- [DO THIS]:
Print every entry, word for word, and skip the images.

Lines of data
+---+

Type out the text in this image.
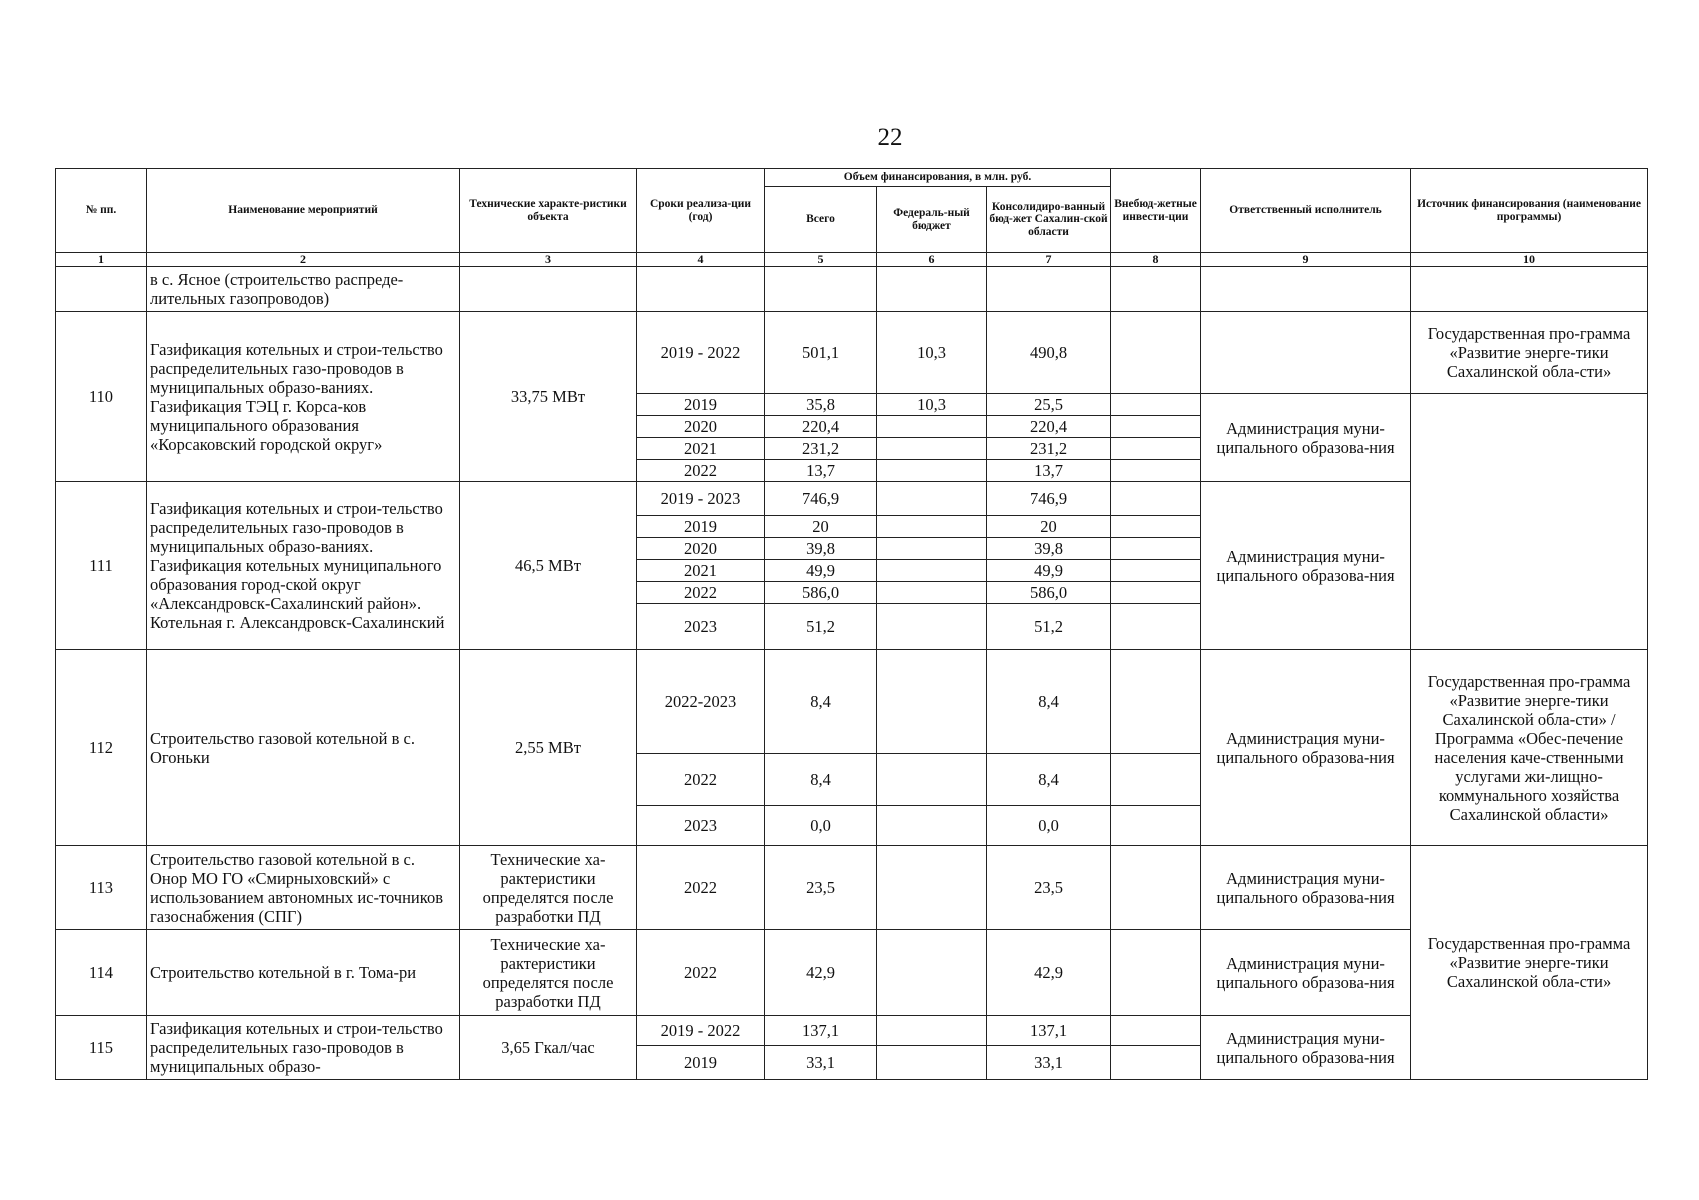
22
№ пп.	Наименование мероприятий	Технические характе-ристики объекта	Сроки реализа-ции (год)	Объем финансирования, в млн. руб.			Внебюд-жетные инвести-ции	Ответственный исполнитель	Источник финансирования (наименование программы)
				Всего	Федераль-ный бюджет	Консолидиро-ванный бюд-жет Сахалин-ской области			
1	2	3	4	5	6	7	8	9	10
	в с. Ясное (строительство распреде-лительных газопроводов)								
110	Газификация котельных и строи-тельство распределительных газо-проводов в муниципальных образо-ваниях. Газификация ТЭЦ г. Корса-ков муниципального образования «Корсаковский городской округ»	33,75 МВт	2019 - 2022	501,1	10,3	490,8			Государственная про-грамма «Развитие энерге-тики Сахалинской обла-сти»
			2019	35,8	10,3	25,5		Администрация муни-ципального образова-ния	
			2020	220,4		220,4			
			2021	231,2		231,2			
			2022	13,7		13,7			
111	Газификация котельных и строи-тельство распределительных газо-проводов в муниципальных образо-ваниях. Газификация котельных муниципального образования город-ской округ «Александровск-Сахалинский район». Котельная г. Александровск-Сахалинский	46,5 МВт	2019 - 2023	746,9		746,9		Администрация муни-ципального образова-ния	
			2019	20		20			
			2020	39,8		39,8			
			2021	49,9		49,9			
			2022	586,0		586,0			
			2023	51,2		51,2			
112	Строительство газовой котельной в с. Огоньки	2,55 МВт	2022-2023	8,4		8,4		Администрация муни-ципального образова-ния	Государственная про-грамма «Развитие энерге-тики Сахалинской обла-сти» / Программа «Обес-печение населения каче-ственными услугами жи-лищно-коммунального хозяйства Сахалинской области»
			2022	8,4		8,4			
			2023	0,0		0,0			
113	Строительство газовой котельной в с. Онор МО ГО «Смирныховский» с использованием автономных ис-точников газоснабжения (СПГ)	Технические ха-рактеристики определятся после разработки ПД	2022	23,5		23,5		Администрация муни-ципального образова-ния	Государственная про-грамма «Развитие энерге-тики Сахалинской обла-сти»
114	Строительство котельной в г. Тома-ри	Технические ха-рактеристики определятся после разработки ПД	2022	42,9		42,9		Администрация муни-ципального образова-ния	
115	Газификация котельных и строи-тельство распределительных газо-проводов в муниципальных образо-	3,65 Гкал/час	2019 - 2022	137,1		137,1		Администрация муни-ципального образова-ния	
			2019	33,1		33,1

+---+

- [FULL SOLUTION]:
Type out the text in this image.
22
№ пп.	Наименование мероприятий	Технические характе-ристики объекта	Сроки реализа-ции (год)	Объем финансирования, в млн. руб.			Внебюд-жетные инвести-ции	Ответственный исполнитель	Источник финансирования (наименование программы)
				Всего	Федераль-ный бюджет	Консолидиро-ванный бюд-жет Сахалин-ской области			
1	2	3	4	5	6	7	8	9	10
	в с. Ясное (строительство распреде-лительных газопроводов)								
110	Газификация котельных и строи-тельство распределительных газо-проводов в муниципальных образо-ваниях. Газификация ТЭЦ г. Корса-ков муниципального образования «Корсаковский городской округ»	33,75 МВт	2019 - 2022	501,1	10,3	490,8			Государственная про-грамма «Развитие энерге-тики Сахалинской обла-сти»
			2019	35,8	10,3	25,5		Администрация муни-ципального образова-ния	
			2020	220,4		220,4			
			2021	231,2		231,2			
			2022	13,7		13,7			
111	Газификация котельных и строи-тельство распределительных газо-проводов в муниципальных образо-ваниях. Газификация котельных муниципального образования город-ской округ «Александровск-Сахалинский район». Котельная г. Александровск-Сахалинский	46,5 МВт	2019 - 2023	746,9		746,9		Администрация муни-ципального образова-ния	
			2019	20		20			
			2020	39,8		39,8			
			2021	49,9		49,9			
			2022	586,0		586,0			
			2023	51,2		51,2			
112	Строительство газовой котельной в с. Огоньки	2,55 МВт	2022-2023	8,4		8,4		Администрация муни-ципального образова-ния	Государственная про-грамма «Развитие энерге-тики Сахалинской обла-сти» / Программа «Обес-печение населения каче-ственными услугами жи-лищно-коммунального хозяйства Сахалинской области»
			2022	8,4		8,4			
			2023	0,0		0,0			
113	Строительство газовой котельной в с. Онор МО ГО «Смирныховский» с использованием автономных ис-точников газоснабжения (СПГ)	Технические ха-рактеристики определятся после разработки ПД	2022	23,5		23,5		Администрация муни-ципального образова-ния	Государственная про-грамма «Развитие энерге-тики Сахалинской обла-сти»
114	Строительство котельной в г. Тома-ри	Технические ха-рактеристики определятся после разработки ПД	2022	42,9		42,9		Администрация муни-ципального образова-ния	
115	Газификация котельных и строи-тельство распределительных газо-проводов в муниципальных образо-	3,65 Гкал/час	2019 - 2022	137,1		137,1		Администрация муни-ципального образова-ния	
			2019	33,1		33,1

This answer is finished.